**WHAT TO DO**.
Set down all of the data that follows word for word, without the images.

#####

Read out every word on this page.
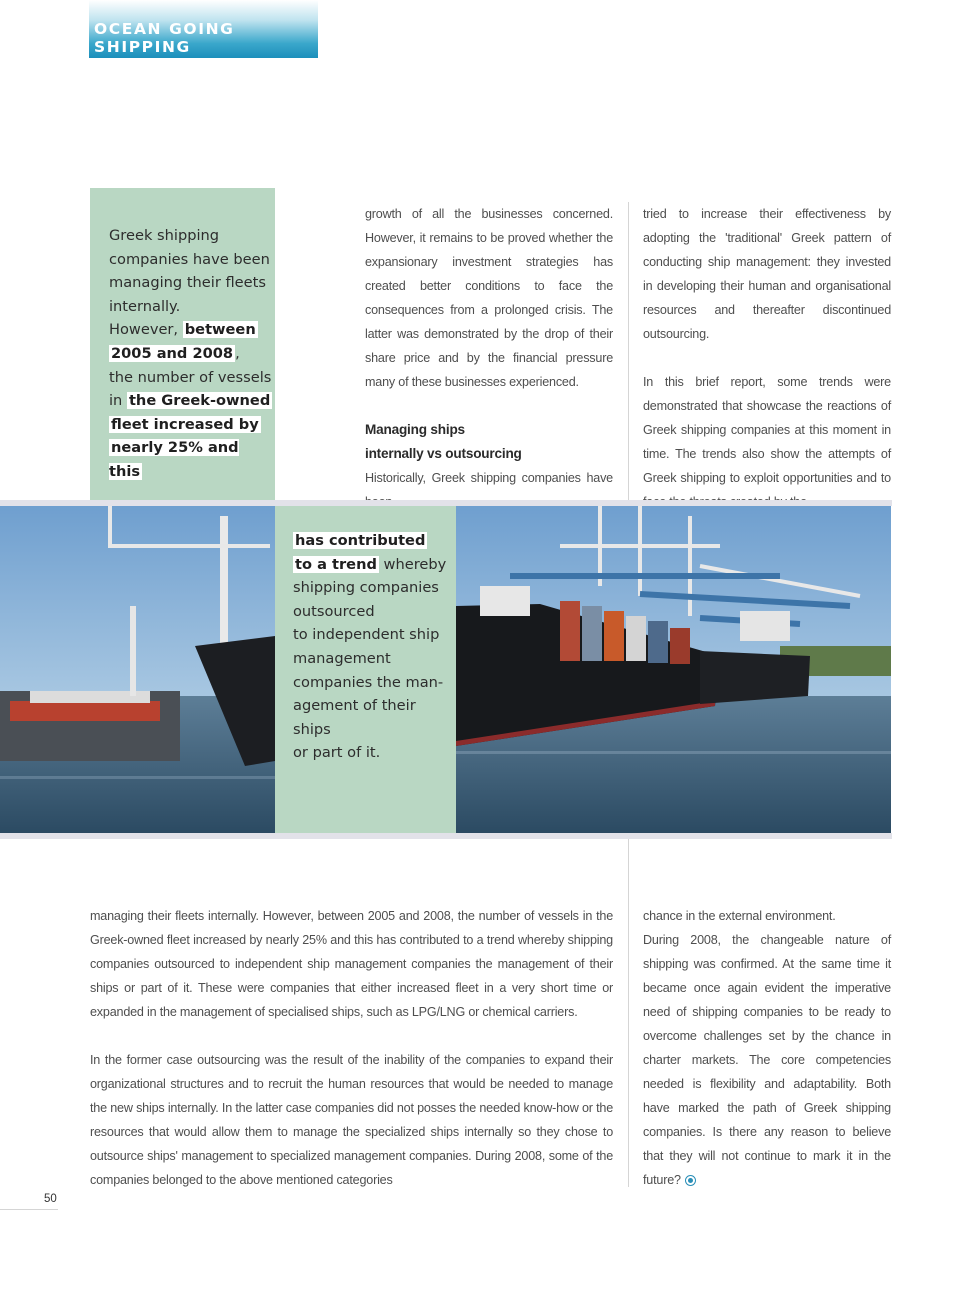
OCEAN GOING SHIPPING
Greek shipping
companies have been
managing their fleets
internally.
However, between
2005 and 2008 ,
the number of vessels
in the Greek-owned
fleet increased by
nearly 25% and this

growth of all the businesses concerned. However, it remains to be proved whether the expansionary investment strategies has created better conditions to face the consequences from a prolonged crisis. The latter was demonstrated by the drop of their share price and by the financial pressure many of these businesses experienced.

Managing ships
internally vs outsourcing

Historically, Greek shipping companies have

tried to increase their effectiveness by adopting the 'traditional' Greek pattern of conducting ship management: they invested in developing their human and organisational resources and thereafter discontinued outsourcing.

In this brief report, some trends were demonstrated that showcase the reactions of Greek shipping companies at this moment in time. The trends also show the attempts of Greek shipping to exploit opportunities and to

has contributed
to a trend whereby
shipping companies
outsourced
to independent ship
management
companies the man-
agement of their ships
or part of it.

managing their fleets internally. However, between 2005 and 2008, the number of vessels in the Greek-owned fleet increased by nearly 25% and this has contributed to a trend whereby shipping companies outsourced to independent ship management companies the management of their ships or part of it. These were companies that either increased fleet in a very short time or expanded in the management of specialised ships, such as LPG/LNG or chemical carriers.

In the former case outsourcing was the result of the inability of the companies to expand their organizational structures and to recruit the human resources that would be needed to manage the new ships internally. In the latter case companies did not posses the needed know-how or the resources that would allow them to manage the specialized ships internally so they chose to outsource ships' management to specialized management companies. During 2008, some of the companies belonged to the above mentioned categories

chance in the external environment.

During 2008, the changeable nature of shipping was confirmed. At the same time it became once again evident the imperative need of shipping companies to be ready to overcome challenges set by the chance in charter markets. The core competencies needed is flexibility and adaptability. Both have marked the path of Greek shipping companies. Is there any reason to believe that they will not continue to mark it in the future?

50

#####

**CORRECT ANSWER**.
Read out every word on this page.
OCEAN GOING SHIPPING
Greek shipping
companies have been
managing their fleets
internally.
However, between
2005 and 2008 ,
the number of vessels
in the Greek-owned
fleet increased by
nearly 25% and this

growth of all the businesses concerned. However, it remains to be proved whether the expansionary investment strategies has created better conditions to face the consequences from a prolonged crisis. The latter was demonstrated by the drop of their share price and by the financial pressure many of these businesses experienced.

Managing ships
internally vs outsourcing

Historically, Greek shipping companies have

tried to increase their effectiveness by adopting the 'traditional' Greek pattern of conducting ship management: they invested in developing their human and organisational resources and thereafter discontinued outsourcing.

In this brief report, some trends were demonstrated that showcase the reactions of Greek shipping companies at this moment in time. The trends also show the attempts of Greek shipping to exploit opportunities and to

has contributed
to a trend whereby
shipping companies
outsourced
to independent ship
management
companies the man-
agement of their ships
or part of it.

managing their fleets internally. However, between 2005 and 2008, the number of vessels in the Greek-owned fleet increased by nearly 25% and this has contributed to a trend whereby shipping companies outsourced to independent ship management companies the management of their ships or part of it. These were companies that either increased fleet in a very short time or expanded in the management of specialised ships, such as LPG/LNG or chemical carriers.

In the former case outsourcing was the result of the inability of the companies to expand their organizational structures and to recruit the human resources that would be needed to manage the new ships internally. In the latter case companies did not posses the needed know-how or the resources that would allow them to manage the specialized ships internally so they chose to outsource ships' management to specialized management companies. During 2008, some of the companies belonged to the above mentioned categories

chance in the external environment.

During 2008, the changeable nature of shipping was confirmed. At the same time it became once again evident the imperative need of shipping companies to be ready to overcome challenges set by the chance in charter markets. The core competencies needed is flexibility and adaptability. Both have marked the path of Greek shipping companies. Is there any reason to believe that they will not continue to mark it in the future?

50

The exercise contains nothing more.